■ Description of the task
Extract the lines that hold the string "Total".

■ Task input
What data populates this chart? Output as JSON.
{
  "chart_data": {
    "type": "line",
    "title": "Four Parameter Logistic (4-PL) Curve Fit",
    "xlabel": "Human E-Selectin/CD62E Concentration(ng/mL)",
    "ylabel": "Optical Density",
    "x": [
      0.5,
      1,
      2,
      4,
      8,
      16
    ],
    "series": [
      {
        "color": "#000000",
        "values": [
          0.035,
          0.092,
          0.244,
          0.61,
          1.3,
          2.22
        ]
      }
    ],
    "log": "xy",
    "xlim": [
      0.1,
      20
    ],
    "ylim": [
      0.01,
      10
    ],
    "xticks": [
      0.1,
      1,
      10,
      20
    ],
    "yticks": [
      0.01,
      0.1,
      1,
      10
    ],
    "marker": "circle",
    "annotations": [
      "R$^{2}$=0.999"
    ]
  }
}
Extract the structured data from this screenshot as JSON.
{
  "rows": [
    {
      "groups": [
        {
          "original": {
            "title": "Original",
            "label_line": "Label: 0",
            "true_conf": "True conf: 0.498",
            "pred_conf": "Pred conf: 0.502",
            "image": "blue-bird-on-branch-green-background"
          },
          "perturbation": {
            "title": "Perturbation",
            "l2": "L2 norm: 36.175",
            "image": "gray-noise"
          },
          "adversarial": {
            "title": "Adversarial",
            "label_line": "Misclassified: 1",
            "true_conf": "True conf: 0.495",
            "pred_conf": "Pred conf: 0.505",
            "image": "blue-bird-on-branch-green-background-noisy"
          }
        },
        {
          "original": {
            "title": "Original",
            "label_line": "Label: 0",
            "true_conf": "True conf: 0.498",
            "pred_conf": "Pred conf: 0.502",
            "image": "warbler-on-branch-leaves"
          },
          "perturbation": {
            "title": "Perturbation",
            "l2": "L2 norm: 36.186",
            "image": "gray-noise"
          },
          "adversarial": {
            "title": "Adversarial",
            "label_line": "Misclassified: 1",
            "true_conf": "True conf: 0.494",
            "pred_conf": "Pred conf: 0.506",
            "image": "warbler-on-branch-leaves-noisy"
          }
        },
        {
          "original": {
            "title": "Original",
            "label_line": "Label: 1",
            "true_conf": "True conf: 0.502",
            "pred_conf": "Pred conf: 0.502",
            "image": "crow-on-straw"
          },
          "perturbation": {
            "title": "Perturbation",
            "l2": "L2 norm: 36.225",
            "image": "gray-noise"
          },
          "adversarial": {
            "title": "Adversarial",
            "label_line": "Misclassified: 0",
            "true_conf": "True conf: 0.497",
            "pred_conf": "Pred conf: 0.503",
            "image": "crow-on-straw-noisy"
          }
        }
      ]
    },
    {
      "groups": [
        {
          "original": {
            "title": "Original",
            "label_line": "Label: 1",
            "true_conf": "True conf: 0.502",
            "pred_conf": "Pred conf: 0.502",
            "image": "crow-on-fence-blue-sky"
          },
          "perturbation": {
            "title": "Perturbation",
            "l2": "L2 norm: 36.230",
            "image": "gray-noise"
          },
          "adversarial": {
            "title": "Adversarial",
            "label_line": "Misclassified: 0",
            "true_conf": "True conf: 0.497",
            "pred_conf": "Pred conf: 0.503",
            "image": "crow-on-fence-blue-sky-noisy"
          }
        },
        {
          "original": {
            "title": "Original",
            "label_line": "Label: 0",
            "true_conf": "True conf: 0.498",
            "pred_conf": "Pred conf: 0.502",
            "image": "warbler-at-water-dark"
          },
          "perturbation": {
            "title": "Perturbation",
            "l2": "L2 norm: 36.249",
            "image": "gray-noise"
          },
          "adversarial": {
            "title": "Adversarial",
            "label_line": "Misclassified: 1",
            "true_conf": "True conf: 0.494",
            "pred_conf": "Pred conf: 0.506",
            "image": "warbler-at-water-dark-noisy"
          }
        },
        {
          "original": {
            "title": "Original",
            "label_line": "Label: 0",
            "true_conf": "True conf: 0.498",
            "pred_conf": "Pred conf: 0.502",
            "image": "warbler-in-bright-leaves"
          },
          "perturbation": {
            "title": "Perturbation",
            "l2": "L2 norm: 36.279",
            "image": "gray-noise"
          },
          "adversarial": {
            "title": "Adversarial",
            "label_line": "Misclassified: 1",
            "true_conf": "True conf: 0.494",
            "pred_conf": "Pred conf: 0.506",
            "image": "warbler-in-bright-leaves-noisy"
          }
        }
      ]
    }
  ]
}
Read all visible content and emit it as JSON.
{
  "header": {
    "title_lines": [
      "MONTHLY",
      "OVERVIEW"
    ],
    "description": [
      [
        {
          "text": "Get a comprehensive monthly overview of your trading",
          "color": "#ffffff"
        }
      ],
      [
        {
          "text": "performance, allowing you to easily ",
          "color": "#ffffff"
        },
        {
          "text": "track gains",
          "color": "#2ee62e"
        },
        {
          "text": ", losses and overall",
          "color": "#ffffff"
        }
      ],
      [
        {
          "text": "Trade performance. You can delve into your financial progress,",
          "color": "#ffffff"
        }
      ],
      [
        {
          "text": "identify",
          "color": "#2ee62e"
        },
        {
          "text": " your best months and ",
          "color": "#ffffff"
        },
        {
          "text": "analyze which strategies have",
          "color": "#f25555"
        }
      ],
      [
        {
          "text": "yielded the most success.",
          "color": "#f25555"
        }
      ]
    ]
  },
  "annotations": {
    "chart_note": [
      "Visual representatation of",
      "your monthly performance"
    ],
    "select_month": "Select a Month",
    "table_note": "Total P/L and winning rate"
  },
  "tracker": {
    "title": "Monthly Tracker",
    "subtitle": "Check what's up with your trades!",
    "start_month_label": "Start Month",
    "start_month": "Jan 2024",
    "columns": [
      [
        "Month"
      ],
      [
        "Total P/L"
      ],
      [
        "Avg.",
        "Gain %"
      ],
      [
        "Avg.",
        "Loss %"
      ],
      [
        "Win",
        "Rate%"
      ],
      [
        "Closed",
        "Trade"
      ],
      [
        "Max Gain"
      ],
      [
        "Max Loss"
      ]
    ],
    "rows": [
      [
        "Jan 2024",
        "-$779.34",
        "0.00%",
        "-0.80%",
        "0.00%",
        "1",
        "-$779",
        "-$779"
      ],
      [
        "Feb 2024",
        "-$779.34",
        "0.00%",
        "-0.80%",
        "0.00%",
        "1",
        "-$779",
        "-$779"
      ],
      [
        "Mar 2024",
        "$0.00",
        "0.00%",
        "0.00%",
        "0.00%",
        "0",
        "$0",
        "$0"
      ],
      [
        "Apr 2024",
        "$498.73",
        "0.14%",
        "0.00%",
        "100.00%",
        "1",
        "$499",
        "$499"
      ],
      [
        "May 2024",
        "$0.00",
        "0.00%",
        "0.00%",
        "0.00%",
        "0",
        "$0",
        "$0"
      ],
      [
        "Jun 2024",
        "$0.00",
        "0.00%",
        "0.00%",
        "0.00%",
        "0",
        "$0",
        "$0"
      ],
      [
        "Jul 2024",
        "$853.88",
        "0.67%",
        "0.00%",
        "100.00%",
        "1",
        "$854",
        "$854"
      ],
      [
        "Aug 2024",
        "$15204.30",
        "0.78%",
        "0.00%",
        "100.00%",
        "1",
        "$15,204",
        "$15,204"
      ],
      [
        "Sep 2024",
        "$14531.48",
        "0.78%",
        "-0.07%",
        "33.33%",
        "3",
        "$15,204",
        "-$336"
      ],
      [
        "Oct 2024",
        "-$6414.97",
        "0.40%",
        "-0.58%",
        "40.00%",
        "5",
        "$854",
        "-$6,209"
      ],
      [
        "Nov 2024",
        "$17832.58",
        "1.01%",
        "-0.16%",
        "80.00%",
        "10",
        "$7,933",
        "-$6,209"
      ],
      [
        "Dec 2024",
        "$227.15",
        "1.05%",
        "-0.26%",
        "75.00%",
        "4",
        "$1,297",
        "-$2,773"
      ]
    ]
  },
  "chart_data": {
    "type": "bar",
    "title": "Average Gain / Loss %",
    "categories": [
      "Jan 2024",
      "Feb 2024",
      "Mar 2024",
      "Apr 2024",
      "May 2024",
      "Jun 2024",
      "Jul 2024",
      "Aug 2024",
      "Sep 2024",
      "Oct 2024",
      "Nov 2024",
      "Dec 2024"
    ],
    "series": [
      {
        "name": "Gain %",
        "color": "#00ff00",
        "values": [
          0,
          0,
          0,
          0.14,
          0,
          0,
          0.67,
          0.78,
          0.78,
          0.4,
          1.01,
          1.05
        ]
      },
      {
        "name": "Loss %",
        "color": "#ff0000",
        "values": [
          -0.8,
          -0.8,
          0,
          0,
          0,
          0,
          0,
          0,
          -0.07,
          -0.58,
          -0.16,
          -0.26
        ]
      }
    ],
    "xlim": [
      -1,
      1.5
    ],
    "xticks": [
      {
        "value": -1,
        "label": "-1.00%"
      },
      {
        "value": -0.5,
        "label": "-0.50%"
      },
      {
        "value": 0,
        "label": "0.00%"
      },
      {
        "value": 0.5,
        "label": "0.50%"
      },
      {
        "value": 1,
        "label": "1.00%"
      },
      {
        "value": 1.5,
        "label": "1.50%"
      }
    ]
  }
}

■ Exercise response
    "table_note": "Total P/L and winning rate"
        "Total P/L"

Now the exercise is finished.